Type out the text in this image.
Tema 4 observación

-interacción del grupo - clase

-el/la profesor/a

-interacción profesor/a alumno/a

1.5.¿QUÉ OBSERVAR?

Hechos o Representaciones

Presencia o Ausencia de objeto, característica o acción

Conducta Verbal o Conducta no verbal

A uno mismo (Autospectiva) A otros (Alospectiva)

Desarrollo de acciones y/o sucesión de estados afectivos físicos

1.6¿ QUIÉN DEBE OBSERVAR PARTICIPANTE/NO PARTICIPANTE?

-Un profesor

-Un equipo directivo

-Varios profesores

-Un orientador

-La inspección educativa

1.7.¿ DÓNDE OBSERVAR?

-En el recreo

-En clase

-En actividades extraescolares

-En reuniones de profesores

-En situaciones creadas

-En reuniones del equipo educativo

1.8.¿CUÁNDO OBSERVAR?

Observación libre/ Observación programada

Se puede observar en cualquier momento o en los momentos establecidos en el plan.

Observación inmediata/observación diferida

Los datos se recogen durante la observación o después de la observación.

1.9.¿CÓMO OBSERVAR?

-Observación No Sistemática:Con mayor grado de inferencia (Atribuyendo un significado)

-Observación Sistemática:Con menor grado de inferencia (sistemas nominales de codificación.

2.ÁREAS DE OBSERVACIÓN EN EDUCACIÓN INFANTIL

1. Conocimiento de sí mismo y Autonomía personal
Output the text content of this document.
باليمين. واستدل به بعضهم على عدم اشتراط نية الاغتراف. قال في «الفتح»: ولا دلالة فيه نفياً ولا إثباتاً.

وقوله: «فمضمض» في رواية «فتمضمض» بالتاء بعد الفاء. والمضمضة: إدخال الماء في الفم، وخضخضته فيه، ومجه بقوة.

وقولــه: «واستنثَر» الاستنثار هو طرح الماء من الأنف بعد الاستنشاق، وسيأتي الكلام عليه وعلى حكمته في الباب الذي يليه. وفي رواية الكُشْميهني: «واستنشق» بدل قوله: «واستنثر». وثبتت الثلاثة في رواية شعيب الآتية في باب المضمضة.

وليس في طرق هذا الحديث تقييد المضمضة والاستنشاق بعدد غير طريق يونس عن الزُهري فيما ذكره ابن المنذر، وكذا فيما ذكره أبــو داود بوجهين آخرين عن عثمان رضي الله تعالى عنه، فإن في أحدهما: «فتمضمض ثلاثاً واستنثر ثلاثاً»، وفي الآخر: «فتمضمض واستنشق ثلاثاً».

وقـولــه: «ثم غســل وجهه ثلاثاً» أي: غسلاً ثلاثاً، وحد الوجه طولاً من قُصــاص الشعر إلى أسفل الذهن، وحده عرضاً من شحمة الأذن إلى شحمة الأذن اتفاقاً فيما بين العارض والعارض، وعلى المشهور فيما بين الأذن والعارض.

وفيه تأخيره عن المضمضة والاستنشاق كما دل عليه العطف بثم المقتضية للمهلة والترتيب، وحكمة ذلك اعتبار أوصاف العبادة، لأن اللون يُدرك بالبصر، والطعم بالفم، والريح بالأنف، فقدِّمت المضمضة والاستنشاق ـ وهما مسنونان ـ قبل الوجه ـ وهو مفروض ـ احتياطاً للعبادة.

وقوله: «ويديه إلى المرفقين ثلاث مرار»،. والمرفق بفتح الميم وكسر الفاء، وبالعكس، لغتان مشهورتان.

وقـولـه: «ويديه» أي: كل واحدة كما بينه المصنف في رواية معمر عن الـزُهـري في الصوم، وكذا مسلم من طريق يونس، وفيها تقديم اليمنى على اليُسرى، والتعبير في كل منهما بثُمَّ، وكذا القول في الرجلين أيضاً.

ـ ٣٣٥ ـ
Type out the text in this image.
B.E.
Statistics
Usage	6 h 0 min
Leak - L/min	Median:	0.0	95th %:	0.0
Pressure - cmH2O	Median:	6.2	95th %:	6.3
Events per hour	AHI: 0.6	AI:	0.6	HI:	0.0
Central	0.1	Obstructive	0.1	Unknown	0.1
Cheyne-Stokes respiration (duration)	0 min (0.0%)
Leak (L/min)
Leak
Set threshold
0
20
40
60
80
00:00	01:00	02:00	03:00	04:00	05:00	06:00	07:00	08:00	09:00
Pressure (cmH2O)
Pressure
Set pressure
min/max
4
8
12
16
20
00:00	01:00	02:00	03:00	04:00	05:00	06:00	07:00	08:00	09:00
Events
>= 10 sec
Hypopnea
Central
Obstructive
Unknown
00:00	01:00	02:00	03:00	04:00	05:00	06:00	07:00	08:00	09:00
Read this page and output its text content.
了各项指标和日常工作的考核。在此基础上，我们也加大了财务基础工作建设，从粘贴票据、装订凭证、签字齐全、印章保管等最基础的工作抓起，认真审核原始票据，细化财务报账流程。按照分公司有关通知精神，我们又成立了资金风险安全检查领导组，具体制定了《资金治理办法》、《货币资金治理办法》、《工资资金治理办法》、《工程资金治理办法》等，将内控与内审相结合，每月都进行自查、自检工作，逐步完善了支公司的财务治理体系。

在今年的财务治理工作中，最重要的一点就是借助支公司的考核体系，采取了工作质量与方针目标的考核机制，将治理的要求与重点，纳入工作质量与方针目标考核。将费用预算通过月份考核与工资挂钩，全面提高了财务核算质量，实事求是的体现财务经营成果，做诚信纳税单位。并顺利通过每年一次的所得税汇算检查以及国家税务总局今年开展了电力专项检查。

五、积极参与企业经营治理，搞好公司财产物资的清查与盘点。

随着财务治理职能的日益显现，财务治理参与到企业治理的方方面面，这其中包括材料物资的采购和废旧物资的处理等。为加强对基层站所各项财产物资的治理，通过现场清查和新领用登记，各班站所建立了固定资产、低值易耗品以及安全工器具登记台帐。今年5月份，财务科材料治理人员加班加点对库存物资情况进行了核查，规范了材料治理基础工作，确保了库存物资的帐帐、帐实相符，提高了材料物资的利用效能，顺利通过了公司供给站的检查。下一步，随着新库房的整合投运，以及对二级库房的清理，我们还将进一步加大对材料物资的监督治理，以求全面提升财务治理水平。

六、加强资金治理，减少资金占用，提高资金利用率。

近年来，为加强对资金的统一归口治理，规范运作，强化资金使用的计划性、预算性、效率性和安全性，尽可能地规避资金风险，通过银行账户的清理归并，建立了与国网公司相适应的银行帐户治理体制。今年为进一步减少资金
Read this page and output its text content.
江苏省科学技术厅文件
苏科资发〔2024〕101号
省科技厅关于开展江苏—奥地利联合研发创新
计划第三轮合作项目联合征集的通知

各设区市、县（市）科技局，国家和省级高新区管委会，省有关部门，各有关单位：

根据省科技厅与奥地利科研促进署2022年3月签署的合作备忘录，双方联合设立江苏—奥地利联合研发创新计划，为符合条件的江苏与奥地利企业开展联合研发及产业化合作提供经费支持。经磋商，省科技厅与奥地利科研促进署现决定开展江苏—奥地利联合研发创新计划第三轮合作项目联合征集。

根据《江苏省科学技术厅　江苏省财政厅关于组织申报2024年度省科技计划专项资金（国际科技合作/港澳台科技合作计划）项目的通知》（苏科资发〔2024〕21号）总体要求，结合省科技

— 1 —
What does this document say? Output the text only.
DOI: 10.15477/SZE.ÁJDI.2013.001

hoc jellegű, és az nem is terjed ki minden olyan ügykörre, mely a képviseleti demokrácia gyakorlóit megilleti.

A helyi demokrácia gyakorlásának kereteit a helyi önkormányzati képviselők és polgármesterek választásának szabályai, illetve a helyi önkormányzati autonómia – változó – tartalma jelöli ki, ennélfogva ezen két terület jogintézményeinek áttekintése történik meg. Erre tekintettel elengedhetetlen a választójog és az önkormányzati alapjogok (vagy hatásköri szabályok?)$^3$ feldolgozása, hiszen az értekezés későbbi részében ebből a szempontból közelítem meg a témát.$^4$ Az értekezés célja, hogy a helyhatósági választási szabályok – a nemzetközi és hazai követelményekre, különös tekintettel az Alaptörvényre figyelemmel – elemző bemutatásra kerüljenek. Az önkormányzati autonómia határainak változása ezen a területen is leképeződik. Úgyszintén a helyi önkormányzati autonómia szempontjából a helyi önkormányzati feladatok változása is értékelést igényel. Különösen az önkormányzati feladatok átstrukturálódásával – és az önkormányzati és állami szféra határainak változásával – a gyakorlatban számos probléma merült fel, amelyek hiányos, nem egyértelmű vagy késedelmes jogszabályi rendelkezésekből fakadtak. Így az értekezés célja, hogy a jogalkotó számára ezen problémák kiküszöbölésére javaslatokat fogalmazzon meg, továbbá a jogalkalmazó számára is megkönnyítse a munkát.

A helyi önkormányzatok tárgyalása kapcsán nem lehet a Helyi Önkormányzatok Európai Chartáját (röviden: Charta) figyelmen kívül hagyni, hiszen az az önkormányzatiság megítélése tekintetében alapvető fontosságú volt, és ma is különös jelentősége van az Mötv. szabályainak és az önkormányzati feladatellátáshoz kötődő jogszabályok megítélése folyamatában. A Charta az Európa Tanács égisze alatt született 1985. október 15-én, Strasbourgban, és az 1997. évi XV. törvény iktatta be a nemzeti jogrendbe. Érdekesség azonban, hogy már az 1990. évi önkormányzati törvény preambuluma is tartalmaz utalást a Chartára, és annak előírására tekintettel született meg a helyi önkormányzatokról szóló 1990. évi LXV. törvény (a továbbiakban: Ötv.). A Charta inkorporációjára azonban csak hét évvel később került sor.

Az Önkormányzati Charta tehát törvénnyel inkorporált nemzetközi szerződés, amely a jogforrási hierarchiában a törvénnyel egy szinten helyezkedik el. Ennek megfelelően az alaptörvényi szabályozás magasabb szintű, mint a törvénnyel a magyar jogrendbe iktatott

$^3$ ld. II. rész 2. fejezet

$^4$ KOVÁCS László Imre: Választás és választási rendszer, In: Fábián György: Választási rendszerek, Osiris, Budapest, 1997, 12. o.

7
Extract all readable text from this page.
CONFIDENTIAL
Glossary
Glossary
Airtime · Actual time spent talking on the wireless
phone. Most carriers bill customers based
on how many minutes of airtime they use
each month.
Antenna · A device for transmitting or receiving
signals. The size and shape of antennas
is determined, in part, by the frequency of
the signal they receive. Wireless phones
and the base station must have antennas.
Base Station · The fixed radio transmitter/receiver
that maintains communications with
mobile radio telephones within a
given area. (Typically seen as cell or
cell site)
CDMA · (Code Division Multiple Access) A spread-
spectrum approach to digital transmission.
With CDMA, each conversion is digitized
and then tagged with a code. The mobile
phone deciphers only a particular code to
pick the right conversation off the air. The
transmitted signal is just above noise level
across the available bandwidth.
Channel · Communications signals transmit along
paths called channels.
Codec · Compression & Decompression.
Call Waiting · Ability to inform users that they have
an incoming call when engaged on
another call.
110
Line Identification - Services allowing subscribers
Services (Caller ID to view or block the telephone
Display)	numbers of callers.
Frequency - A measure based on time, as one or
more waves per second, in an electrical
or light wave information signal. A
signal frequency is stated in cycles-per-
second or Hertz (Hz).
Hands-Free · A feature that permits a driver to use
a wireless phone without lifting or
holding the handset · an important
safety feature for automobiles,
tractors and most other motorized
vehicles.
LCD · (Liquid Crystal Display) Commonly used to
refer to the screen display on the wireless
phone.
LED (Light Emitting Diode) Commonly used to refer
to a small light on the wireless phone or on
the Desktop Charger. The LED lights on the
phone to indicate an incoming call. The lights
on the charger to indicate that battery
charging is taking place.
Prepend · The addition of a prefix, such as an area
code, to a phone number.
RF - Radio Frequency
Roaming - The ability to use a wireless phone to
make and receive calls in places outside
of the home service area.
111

◇ ◇ ◇ ◇

* _WORK TO BE COMPLETED_:
Identify which lines contain the word "feature" and copy each one.

* _WORKED SOLUTION_:
Hands-Free · A feature that permits a driver to use
safety feature for automobiles,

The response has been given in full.